▶ **What you should do**:
In how many lines does the string "color" appear? Answer with the number only.

Entries with figure data
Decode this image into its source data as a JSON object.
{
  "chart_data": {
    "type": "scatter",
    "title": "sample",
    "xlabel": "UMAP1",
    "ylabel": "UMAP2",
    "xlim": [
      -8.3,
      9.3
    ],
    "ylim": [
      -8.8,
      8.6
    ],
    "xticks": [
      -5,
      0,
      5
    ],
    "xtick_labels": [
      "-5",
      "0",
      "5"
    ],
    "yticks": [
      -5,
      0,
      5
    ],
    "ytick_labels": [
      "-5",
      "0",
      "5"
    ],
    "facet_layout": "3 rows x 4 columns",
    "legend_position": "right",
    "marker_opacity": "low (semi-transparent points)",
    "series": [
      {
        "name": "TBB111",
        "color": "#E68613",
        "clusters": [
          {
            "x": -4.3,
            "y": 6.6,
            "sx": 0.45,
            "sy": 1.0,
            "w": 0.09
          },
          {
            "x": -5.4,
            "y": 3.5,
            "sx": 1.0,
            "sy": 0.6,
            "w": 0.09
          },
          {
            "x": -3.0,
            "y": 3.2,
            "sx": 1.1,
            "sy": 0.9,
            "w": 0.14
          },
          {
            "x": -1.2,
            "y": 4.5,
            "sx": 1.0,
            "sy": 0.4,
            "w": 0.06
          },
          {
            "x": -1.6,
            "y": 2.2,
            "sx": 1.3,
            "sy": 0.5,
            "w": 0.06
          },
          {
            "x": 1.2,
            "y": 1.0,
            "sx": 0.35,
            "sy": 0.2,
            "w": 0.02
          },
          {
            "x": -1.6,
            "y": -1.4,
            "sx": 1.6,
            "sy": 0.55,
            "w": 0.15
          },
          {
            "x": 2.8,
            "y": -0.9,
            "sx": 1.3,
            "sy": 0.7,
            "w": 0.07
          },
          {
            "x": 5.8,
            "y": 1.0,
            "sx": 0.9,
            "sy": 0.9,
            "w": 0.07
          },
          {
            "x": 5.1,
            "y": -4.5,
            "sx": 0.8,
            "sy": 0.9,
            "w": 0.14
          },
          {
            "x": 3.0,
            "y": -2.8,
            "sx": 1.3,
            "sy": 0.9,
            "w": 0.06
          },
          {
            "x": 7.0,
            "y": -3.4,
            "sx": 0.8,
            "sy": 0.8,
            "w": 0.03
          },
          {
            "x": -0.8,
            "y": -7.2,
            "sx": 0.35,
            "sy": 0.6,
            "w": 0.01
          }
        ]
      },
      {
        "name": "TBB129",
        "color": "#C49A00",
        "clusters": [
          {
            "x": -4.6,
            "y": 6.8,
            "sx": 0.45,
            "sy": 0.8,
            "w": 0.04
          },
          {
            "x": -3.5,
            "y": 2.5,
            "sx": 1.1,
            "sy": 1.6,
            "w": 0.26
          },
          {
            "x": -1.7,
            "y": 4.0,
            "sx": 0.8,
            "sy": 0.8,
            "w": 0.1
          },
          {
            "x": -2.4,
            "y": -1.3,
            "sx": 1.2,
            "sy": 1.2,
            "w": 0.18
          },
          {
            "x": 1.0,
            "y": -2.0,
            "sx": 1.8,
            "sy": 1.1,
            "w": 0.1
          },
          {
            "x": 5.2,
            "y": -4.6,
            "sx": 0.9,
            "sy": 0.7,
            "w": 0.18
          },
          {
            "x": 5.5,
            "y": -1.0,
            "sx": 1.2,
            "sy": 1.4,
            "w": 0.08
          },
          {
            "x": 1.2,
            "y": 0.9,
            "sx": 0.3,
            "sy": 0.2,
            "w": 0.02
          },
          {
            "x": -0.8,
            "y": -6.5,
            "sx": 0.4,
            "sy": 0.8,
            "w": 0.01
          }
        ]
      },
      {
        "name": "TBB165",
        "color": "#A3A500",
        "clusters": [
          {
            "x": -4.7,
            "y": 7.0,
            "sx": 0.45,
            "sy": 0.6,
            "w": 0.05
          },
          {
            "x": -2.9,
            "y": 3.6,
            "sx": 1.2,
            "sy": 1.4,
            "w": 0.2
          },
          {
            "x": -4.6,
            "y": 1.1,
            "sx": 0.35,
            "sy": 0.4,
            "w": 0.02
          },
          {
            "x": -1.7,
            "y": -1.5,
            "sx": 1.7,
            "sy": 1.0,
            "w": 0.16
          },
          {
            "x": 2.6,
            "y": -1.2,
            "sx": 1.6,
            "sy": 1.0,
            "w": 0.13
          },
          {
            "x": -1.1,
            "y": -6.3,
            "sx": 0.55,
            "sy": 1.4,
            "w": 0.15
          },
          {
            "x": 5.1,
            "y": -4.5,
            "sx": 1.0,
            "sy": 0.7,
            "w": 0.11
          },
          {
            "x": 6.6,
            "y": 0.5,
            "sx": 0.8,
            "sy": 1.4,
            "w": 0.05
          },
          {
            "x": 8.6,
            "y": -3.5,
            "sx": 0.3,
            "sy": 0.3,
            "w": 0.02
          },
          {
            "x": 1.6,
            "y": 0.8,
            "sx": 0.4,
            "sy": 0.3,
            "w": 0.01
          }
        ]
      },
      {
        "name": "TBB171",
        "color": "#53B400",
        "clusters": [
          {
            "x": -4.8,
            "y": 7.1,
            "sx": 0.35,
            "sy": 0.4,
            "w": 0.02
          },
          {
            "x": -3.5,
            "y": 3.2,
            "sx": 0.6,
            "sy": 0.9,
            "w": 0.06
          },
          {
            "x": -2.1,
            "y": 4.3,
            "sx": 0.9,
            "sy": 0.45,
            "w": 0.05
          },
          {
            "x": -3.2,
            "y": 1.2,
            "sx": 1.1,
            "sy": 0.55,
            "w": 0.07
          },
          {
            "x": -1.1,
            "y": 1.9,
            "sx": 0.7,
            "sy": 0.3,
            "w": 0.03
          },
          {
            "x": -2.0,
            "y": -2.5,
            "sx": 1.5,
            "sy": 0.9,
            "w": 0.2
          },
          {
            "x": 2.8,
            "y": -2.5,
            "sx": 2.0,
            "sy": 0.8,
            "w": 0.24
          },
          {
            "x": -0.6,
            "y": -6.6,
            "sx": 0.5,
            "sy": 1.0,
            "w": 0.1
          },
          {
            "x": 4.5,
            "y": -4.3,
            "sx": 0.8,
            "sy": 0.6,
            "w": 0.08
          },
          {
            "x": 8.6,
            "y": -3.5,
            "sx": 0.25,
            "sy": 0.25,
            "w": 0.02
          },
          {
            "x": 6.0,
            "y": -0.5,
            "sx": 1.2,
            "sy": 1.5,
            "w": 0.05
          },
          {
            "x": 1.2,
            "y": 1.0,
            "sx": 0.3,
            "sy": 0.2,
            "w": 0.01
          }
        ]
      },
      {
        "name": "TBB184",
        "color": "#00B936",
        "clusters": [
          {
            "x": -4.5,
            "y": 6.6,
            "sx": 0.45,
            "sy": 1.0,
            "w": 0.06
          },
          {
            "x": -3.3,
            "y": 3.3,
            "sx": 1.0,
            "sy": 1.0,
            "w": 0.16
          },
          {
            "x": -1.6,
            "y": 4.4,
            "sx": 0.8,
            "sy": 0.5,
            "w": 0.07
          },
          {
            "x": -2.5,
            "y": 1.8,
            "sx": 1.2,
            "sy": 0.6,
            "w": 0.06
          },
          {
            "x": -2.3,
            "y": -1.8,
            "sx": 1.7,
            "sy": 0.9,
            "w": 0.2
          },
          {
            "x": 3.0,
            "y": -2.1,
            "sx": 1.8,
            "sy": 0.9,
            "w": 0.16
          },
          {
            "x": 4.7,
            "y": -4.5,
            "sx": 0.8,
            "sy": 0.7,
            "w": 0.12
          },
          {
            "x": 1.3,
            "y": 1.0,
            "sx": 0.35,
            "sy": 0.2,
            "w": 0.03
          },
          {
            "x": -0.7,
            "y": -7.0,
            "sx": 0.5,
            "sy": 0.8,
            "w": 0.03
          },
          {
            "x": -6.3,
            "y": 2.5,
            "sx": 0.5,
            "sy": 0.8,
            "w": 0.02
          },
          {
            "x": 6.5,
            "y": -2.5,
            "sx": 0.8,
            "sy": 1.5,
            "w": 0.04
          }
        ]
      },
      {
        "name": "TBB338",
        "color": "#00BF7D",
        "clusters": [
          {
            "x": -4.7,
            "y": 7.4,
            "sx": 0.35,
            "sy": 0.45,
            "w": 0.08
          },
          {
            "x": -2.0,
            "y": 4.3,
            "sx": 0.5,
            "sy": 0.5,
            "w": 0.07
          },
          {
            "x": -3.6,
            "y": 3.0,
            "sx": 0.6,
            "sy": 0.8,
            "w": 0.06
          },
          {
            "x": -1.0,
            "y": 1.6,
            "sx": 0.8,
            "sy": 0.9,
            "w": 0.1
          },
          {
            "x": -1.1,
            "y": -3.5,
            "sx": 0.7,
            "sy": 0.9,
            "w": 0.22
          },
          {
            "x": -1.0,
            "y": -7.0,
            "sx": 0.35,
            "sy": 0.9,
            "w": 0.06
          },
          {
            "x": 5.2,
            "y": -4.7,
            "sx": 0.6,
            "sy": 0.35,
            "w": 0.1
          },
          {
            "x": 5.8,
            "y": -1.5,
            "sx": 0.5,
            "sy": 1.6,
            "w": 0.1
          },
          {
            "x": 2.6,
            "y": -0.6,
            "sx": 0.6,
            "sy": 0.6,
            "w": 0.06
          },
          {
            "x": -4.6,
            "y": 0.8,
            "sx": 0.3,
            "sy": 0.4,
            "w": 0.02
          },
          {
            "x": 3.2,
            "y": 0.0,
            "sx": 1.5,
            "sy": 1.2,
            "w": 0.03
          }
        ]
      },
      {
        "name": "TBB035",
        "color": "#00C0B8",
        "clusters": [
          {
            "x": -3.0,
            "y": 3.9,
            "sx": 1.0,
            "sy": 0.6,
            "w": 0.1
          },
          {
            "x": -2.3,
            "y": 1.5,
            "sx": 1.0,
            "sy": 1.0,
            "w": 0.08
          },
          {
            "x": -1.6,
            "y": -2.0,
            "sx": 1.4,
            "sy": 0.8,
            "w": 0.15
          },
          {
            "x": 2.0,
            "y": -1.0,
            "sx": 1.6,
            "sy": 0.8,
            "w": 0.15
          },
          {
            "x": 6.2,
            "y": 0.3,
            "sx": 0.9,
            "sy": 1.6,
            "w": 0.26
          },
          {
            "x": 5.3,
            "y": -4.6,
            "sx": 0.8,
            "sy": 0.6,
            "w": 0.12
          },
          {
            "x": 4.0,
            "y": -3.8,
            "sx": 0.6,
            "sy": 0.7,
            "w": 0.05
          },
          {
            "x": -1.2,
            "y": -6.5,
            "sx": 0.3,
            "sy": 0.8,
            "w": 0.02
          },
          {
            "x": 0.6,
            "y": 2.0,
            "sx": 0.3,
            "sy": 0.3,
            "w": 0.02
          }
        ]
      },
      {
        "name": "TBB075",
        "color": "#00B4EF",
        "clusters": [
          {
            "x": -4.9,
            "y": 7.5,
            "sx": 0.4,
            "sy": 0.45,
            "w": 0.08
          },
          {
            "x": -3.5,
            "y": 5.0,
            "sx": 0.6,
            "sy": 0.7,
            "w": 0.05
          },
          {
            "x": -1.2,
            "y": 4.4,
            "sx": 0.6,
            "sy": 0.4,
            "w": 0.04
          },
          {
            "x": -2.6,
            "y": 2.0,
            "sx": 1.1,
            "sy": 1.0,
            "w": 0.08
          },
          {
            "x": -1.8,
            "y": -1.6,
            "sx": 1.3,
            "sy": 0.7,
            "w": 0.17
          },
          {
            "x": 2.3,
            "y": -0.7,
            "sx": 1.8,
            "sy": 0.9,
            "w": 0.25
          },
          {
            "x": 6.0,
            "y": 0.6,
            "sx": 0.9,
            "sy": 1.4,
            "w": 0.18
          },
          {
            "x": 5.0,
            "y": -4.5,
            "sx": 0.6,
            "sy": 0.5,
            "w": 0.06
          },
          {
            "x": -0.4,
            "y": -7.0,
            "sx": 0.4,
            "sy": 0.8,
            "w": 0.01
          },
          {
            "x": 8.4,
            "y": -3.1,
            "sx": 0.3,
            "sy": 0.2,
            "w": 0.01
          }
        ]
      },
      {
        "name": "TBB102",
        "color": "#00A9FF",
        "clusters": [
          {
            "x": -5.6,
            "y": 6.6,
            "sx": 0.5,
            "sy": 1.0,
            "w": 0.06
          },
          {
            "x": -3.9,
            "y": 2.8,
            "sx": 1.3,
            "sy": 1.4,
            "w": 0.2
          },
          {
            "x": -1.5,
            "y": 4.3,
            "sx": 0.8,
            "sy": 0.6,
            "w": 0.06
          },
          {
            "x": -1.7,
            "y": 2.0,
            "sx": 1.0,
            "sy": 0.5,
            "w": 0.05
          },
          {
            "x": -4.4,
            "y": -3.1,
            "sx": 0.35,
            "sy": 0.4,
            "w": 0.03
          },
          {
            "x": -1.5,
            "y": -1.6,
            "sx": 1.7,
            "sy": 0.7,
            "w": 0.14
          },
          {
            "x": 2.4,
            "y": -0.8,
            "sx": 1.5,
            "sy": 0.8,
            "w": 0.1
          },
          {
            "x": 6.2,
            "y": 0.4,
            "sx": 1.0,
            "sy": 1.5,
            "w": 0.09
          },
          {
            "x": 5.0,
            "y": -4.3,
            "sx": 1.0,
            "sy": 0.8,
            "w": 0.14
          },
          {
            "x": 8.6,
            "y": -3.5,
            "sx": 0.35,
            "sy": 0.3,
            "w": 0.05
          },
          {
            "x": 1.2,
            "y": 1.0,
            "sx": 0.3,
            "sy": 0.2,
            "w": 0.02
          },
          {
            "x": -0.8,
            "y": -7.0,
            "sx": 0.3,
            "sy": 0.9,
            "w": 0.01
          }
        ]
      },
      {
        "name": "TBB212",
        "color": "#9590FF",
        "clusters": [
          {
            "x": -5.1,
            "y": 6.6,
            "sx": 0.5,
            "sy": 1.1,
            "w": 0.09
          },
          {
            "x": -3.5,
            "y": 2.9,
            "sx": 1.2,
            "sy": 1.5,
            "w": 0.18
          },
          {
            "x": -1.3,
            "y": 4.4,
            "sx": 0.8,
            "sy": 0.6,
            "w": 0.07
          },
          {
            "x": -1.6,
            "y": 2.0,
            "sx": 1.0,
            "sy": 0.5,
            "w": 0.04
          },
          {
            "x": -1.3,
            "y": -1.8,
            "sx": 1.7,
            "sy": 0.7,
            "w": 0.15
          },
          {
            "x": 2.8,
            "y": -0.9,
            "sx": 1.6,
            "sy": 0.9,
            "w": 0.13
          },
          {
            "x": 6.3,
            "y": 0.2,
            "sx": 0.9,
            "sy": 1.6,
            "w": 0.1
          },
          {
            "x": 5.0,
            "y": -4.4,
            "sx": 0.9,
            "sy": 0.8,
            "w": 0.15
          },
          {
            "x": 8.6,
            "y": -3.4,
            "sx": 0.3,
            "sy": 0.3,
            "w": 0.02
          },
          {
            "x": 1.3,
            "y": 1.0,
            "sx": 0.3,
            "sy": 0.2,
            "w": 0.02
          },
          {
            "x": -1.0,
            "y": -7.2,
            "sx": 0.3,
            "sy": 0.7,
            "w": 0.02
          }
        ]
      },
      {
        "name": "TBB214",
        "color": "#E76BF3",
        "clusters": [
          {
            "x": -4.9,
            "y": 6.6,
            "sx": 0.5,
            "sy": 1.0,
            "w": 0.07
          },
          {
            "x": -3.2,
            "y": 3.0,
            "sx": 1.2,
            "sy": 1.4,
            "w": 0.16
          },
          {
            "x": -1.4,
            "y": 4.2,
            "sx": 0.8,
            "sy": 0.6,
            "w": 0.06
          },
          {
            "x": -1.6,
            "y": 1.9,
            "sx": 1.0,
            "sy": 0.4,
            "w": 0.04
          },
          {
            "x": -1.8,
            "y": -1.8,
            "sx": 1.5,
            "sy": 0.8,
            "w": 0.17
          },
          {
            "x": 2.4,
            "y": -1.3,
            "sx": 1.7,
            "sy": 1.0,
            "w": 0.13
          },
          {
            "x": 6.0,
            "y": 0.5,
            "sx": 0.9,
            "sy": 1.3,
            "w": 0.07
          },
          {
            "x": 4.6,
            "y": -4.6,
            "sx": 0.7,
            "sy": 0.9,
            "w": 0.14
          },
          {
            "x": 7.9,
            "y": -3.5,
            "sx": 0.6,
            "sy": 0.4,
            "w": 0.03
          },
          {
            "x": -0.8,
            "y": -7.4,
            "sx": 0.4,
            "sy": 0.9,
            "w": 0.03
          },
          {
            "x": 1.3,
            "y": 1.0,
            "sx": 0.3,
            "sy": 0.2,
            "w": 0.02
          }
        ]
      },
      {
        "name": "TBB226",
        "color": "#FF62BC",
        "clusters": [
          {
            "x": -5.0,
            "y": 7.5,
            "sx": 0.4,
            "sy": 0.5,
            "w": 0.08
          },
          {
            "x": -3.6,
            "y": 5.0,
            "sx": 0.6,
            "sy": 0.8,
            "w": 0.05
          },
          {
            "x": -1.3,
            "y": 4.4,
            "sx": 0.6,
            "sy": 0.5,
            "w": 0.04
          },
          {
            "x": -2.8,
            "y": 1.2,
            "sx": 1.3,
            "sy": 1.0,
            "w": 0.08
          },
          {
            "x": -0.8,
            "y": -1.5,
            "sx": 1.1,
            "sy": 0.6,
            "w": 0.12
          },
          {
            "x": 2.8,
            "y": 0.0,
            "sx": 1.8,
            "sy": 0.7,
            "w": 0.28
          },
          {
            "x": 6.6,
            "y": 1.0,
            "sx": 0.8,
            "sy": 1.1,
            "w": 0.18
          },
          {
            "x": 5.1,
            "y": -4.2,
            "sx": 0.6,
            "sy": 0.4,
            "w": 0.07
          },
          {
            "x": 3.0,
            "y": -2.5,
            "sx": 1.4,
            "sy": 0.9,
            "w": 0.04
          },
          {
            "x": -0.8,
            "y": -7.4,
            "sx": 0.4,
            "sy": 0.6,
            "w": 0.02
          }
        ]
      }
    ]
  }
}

▶ **Exercise result**:
12